**TASK BRIEF**
Quote the data below in full, minus the images.

**MATERIAL TO PROCESS**
——————————
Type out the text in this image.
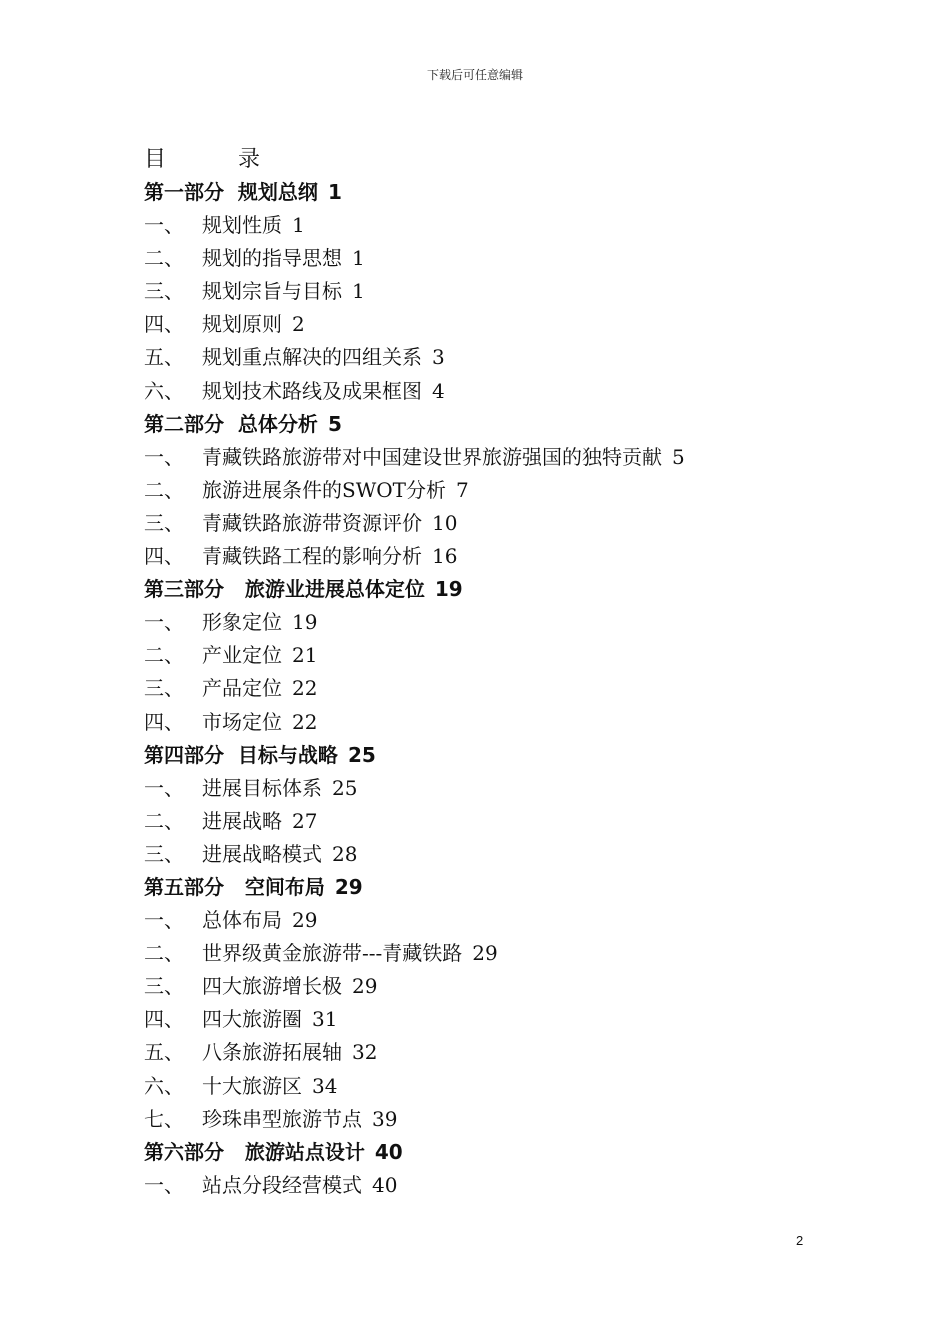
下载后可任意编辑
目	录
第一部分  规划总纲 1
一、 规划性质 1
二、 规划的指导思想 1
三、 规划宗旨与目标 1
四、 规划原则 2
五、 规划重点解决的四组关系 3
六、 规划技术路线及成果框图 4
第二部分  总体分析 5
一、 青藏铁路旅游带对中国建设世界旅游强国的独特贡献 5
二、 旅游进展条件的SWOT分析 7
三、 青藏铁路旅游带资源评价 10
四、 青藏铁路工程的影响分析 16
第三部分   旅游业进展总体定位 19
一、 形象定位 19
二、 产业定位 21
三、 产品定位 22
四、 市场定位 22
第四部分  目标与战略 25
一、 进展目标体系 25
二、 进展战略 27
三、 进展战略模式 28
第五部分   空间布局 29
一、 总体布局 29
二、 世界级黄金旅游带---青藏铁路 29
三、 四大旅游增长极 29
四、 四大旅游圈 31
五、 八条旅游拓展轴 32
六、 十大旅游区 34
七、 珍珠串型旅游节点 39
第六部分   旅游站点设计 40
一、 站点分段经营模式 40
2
——————————
**CORRECT RESPONSE**
Type out the text in this image.
下载后可任意编辑
目	录
第一部分  规划总纲 1
一、 规划性质 1
二、 规划的指导思想 1
三、 规划宗旨与目标 1
四、 规划原则 2
五、 规划重点解决的四组关系 3
六、 规划技术路线及成果框图 4
第二部分  总体分析 5
一、 青藏铁路旅游带对中国建设世界旅游强国的独特贡献 5
二、 旅游进展条件的SWOT分析 7
三、 青藏铁路旅游带资源评价 10
四、 青藏铁路工程的影响分析 16
第三部分   旅游业进展总体定位 19
一、 形象定位 19
二、 产业定位 21
三、 产品定位 22
四、 市场定位 22
第四部分  目标与战略 25
一、 进展目标体系 25
二、 进展战略 27
三、 进展战略模式 28
第五部分   空间布局 29
一、 总体布局 29
二、 世界级黄金旅游带---青藏铁路 29
三、 四大旅游增长极 29
四、 四大旅游圈 31
五、 八条旅游拓展轴 32
六、 十大旅游区 34
七、 珍珠串型旅游节点 39
第六部分   旅游站点设计 40
一、 站点分段经营模式 40
2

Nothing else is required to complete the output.